What you will do: Scan the records for the string "document"; copy each line where it occurs.

Rows:
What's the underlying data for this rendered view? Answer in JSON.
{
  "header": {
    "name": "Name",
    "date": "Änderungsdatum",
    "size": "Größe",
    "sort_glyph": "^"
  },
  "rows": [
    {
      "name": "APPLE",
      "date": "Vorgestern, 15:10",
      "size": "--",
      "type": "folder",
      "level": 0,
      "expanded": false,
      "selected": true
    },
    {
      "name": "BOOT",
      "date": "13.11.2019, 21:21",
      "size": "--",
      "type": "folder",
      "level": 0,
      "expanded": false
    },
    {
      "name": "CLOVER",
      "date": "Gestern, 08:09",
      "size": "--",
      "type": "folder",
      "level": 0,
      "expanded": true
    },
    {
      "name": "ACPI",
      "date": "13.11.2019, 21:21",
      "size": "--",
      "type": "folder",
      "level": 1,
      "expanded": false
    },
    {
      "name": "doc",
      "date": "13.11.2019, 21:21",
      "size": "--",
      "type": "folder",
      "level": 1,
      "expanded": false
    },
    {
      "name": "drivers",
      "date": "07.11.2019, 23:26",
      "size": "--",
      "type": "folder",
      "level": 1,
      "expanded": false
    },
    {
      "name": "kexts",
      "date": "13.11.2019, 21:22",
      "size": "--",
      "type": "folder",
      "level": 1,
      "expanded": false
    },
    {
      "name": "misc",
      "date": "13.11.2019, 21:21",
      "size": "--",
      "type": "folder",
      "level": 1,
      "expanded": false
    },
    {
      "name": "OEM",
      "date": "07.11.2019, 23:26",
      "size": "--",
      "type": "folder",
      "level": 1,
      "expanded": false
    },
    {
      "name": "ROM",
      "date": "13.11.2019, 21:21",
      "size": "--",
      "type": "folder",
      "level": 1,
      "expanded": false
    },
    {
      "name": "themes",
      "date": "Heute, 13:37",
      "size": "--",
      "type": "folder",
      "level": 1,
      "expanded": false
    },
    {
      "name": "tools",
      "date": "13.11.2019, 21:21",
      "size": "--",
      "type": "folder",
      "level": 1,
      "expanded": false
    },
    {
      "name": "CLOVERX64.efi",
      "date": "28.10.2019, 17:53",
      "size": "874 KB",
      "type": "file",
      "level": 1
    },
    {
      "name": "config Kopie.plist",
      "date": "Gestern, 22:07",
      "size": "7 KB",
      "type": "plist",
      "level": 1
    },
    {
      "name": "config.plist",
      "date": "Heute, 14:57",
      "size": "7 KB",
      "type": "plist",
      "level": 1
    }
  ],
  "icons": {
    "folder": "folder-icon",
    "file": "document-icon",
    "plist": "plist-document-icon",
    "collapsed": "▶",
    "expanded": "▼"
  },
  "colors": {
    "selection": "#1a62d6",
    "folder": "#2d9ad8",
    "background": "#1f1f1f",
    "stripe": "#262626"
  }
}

Written response:
    "file": "document-icon",
    "plist": "plist-document-icon",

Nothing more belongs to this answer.